JOB:
Go through the entries one line at a time, and gather every line that has the word "retribución".

SUPPLIED MATERIAL:
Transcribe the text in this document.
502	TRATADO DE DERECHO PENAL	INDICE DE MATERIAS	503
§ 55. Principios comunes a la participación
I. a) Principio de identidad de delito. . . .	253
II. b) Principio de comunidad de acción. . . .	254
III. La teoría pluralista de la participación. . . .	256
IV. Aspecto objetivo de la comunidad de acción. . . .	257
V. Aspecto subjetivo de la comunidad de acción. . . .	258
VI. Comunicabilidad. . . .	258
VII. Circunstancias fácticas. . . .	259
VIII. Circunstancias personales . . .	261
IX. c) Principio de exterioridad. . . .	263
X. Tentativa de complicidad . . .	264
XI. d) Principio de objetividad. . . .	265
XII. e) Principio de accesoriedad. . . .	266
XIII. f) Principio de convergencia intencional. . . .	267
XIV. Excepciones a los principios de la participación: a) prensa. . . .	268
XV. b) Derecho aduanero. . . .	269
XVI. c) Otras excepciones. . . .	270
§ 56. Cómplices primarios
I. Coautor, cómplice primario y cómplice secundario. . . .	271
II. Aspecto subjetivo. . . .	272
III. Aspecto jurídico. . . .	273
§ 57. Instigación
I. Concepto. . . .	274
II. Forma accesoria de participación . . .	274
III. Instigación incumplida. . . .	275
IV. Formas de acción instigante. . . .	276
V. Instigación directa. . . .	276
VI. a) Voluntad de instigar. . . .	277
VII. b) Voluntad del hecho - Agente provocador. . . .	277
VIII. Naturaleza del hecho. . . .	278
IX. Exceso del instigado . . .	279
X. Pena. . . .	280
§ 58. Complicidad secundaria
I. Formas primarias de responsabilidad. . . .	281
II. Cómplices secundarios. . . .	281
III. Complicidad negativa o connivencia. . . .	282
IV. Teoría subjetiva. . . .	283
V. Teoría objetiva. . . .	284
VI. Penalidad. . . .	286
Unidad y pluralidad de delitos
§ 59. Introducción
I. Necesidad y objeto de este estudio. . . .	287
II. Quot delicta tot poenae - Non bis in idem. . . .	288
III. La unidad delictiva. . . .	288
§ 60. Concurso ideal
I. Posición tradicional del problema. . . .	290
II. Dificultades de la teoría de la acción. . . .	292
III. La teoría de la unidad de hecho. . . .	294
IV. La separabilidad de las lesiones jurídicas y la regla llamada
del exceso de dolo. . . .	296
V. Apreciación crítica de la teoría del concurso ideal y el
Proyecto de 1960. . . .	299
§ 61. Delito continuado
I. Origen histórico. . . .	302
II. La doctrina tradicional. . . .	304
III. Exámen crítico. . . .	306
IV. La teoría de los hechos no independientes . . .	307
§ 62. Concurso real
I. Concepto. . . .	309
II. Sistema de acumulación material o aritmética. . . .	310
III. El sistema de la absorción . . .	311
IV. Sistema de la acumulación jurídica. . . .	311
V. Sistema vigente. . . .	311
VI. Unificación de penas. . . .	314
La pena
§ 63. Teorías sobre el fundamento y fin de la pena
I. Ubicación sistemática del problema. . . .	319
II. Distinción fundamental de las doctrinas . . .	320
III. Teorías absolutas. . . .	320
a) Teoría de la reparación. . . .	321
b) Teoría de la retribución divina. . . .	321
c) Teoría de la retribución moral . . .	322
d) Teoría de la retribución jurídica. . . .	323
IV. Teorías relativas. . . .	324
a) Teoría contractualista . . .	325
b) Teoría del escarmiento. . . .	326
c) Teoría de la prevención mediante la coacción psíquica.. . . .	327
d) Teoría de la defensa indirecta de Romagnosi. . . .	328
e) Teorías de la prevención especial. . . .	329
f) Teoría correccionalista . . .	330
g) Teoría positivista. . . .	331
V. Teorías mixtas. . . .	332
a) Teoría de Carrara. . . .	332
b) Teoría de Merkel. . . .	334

SOLUTION FOR THIS TASK:
b) Teoría de la retribución divina. . . .	321
c) Teoría de la retribución moral . . .	322
d) Teoría de la retribución jurídica. . . .	323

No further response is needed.